→ EXERCISE DIRECTIONS
Report how many lines in the records below contain the word "used". Give only the number.

→ GIVEN INFORMATION

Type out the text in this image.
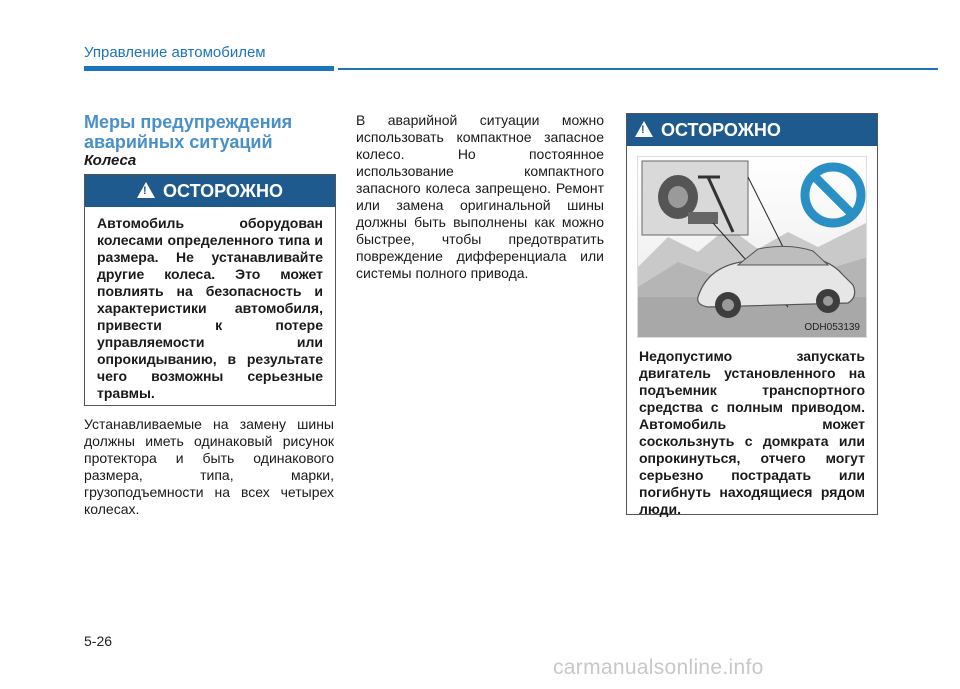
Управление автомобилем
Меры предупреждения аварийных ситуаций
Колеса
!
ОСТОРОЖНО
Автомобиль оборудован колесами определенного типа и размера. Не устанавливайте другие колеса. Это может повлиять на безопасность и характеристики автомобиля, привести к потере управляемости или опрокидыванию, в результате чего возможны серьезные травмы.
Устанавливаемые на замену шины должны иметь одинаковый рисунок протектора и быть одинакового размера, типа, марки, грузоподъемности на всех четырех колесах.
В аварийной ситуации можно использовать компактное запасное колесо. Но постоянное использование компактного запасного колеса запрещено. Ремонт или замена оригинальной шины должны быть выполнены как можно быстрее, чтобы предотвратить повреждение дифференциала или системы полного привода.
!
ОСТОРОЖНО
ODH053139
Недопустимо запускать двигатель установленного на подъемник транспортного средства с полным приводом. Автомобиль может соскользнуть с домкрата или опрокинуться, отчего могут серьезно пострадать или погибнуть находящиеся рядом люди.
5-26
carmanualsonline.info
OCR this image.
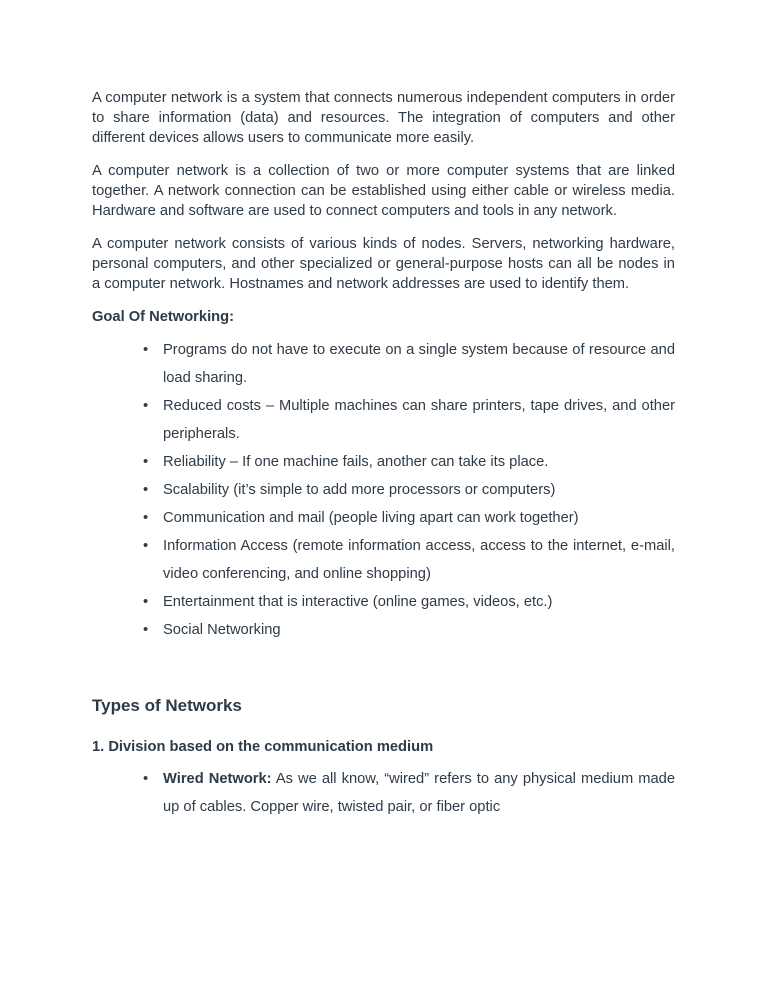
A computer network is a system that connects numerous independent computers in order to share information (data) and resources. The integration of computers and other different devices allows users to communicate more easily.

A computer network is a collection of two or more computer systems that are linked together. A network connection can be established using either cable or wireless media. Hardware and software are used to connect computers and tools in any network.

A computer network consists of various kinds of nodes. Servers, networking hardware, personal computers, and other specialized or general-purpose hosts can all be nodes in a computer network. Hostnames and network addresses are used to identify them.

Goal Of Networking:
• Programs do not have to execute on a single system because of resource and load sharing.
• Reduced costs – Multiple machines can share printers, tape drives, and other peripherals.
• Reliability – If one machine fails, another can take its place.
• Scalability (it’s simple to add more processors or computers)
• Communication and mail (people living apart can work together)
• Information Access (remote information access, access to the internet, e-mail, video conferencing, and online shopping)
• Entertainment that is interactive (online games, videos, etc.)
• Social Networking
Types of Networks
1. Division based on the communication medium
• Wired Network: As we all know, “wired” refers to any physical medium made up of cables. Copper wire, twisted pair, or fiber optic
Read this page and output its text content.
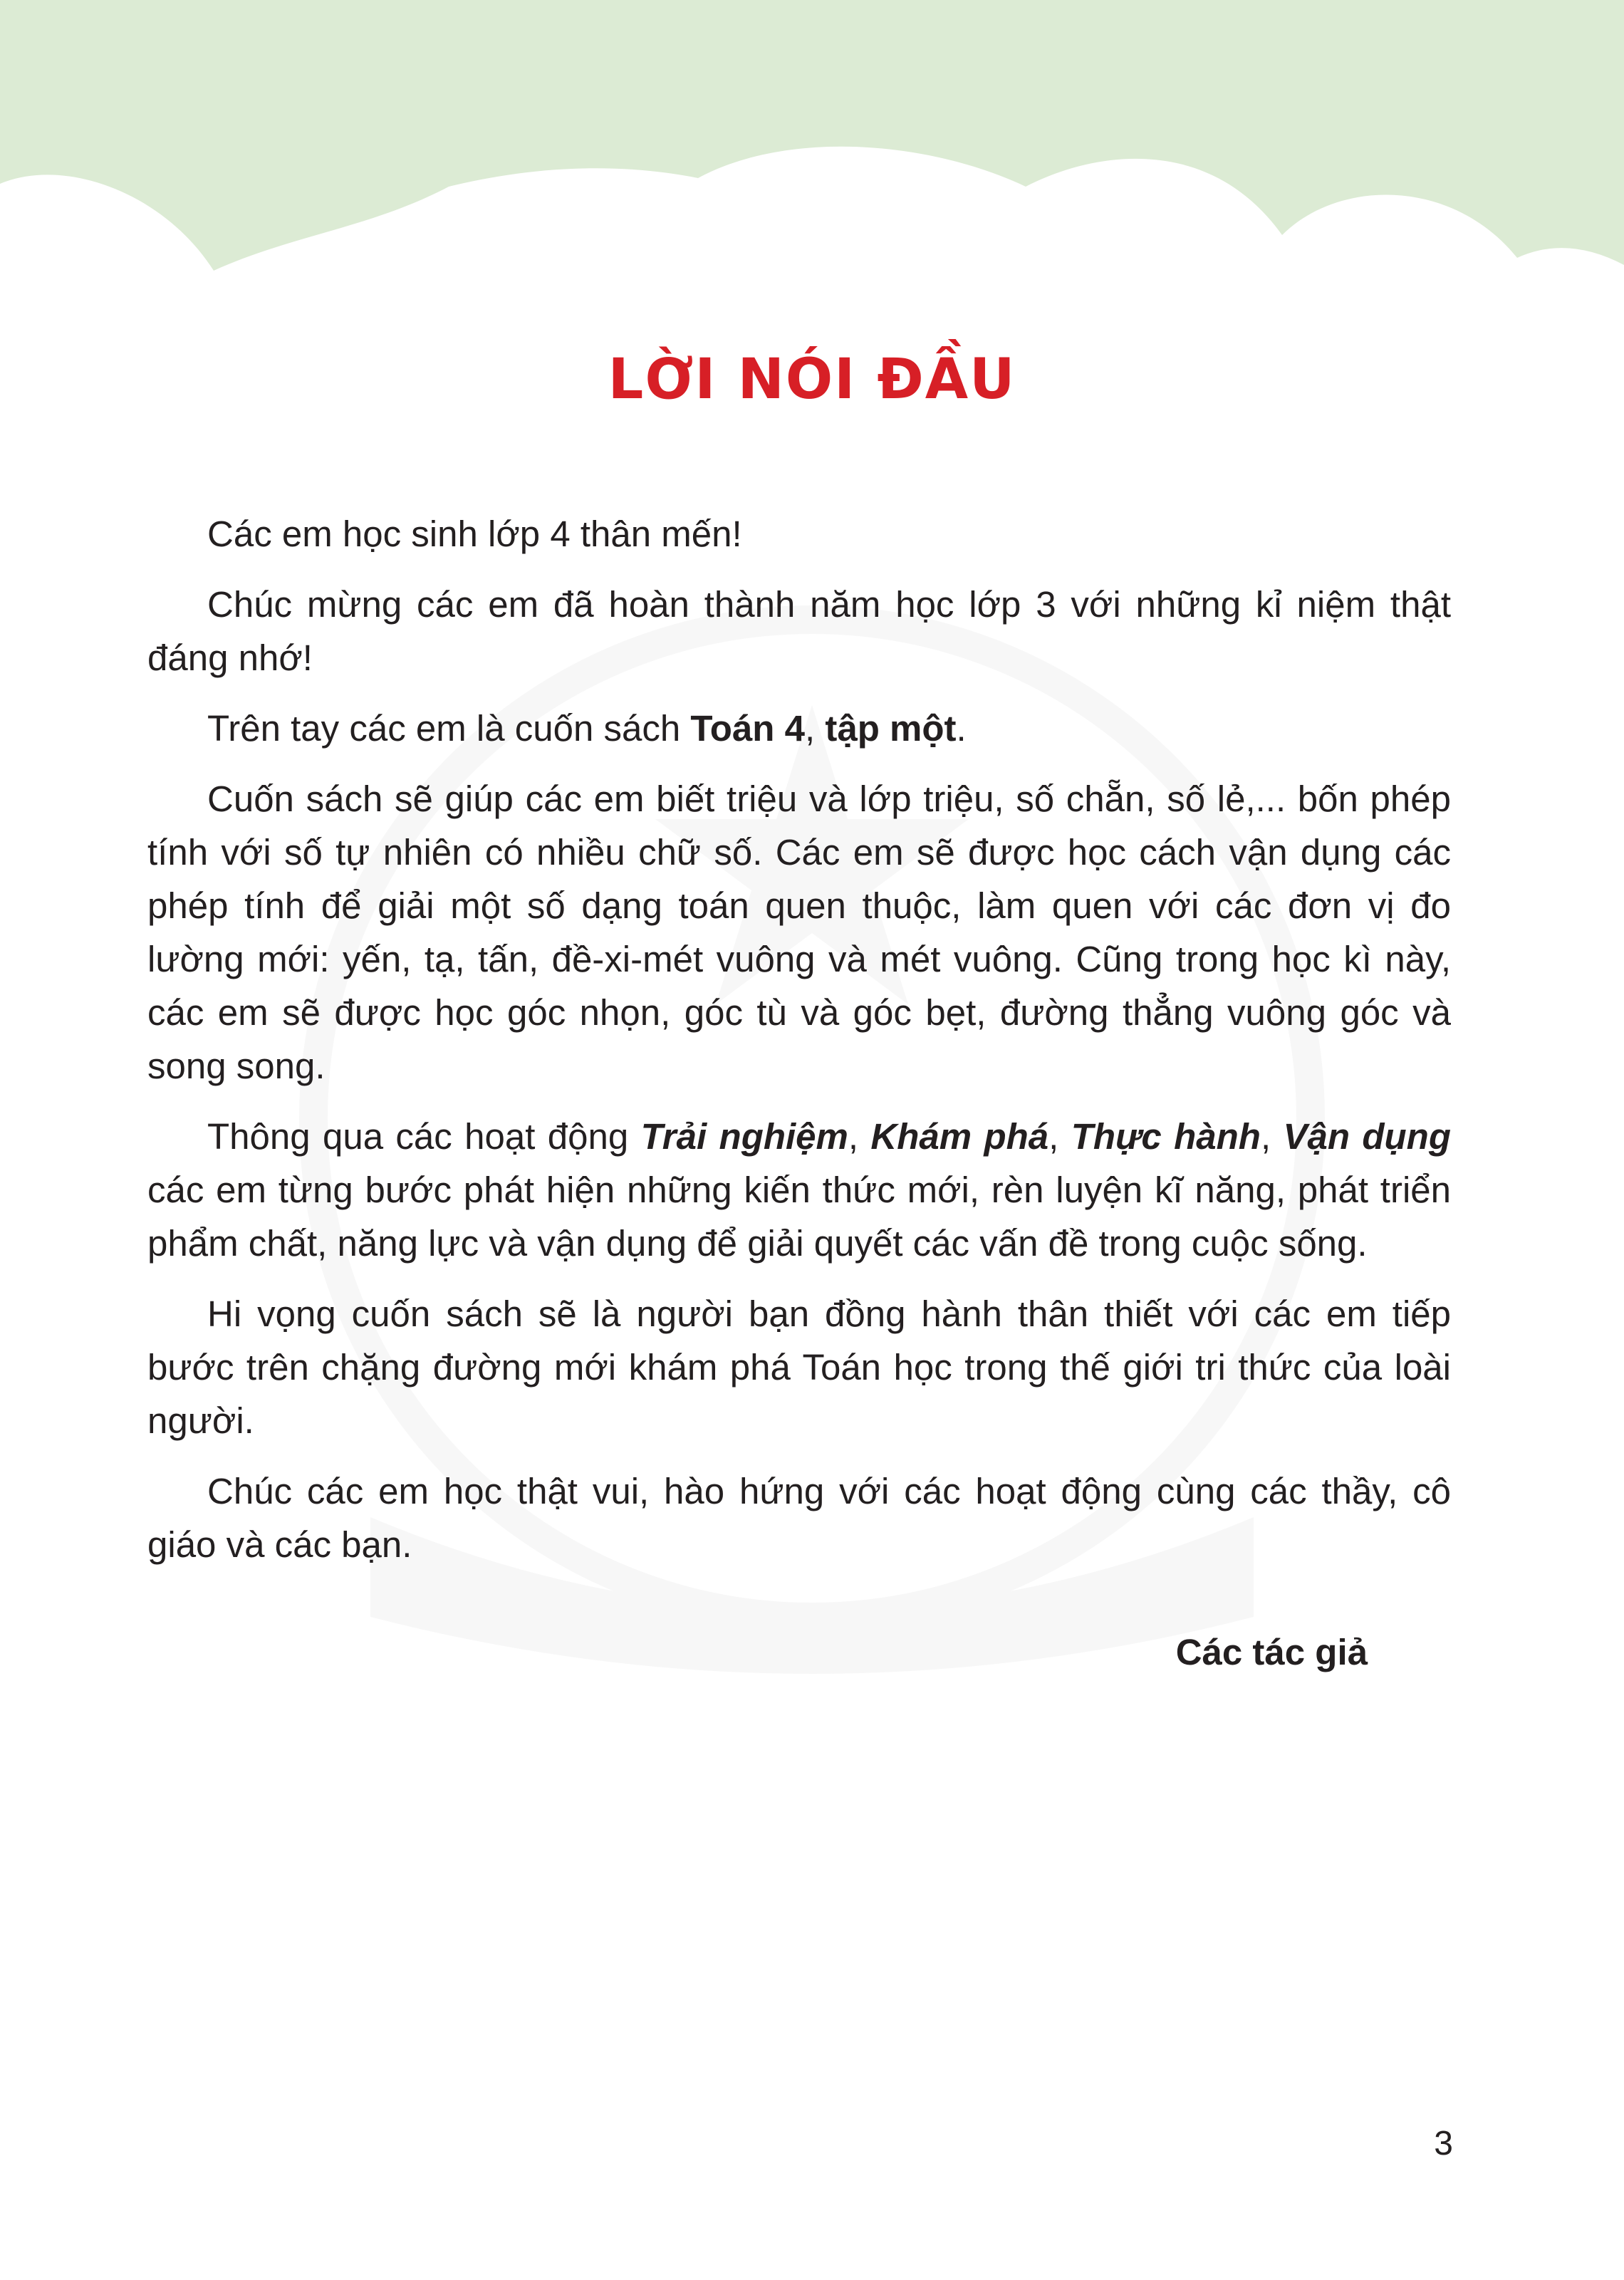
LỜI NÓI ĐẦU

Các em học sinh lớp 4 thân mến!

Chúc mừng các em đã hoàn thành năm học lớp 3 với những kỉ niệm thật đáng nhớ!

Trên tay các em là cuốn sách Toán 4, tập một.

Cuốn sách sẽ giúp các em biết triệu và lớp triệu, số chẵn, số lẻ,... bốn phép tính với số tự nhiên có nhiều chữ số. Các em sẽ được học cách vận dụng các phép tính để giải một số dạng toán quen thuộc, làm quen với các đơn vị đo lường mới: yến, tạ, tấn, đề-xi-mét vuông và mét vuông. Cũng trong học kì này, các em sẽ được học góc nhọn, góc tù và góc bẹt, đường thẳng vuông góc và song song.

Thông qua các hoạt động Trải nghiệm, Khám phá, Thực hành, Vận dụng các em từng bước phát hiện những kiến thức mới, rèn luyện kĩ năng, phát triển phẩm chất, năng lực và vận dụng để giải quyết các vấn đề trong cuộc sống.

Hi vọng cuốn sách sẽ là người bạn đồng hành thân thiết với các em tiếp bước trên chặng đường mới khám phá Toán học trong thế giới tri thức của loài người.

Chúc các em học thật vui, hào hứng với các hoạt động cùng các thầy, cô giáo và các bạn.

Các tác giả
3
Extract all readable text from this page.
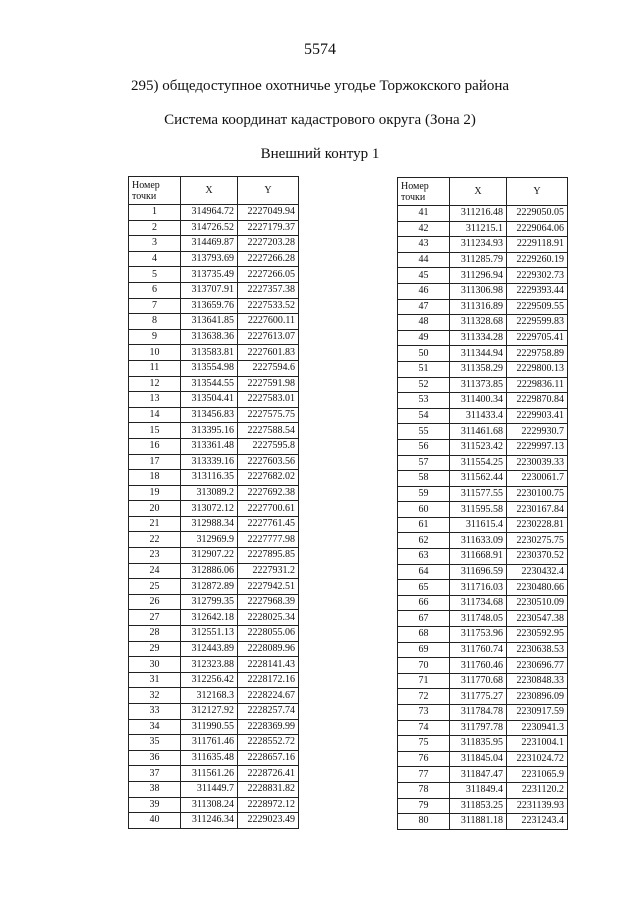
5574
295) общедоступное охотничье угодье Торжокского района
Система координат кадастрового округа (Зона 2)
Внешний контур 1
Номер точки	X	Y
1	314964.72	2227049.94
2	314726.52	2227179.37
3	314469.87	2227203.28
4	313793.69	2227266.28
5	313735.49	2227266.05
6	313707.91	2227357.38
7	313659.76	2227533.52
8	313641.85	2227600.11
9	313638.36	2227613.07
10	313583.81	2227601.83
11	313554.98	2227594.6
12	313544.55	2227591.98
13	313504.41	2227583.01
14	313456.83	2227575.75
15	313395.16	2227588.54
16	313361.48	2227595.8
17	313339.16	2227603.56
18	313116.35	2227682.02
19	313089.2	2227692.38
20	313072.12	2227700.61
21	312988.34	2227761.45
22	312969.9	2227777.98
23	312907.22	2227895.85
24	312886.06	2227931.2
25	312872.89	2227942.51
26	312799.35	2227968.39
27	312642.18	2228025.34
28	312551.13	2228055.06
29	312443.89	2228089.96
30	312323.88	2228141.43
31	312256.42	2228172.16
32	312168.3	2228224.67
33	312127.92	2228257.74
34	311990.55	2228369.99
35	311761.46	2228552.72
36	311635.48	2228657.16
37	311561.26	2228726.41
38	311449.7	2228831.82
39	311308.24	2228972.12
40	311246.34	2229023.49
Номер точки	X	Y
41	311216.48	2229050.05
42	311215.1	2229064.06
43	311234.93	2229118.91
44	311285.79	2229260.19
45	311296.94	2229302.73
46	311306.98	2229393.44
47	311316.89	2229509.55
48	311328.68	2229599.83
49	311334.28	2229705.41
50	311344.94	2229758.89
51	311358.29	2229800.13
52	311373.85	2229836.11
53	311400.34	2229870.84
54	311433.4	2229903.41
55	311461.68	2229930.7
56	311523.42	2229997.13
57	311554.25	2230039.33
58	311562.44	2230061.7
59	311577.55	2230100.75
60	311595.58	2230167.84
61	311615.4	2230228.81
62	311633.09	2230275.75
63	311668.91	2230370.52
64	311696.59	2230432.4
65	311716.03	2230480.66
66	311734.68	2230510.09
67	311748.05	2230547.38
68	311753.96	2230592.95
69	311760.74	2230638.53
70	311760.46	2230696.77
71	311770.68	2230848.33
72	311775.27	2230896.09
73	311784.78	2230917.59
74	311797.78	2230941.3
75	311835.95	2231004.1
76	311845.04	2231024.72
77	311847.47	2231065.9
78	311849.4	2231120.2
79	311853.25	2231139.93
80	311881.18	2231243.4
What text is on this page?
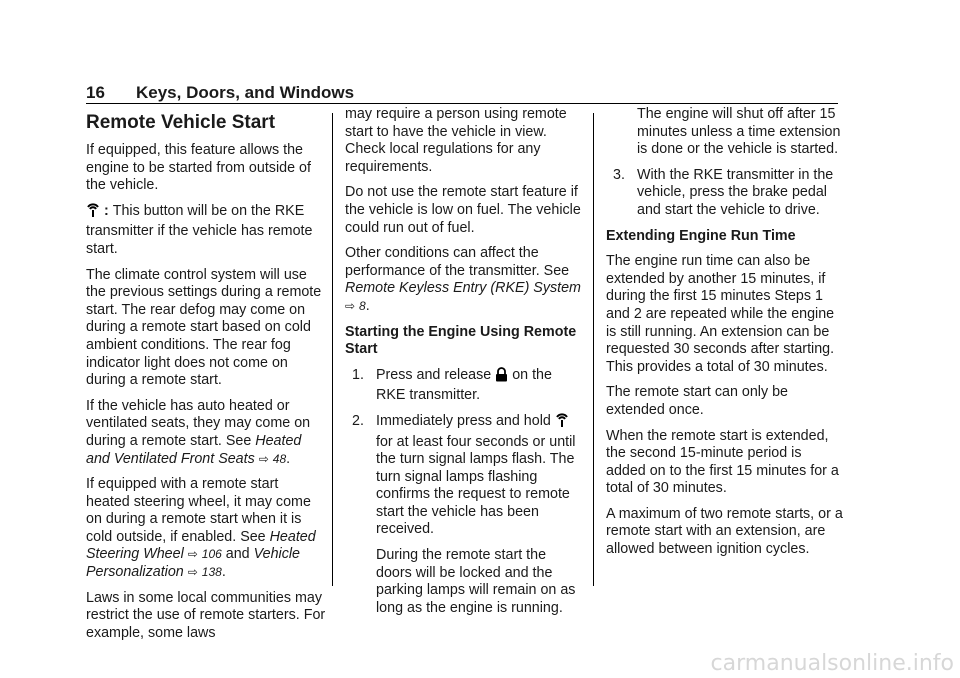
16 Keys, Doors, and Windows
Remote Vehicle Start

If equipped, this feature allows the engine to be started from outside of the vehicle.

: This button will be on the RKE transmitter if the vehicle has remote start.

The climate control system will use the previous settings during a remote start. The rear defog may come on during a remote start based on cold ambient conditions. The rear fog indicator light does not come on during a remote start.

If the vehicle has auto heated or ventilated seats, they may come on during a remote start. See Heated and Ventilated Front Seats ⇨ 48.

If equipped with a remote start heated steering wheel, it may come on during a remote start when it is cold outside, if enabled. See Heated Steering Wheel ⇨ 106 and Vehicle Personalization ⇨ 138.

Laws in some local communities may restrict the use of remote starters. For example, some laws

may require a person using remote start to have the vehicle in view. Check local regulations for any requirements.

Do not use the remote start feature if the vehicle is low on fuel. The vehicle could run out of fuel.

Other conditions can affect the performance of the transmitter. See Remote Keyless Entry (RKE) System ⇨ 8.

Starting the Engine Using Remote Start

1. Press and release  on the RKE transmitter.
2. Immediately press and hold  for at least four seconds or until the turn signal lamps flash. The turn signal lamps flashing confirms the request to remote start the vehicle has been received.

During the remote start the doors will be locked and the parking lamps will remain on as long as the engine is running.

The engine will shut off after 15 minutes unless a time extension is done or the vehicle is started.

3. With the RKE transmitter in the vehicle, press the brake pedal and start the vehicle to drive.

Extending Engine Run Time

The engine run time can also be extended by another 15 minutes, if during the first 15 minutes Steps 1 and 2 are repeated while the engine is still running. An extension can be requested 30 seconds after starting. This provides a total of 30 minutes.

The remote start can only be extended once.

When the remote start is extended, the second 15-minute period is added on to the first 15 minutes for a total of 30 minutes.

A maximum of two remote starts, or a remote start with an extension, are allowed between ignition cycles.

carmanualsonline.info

→ SOLUTION FOR THIS PROBLEM
2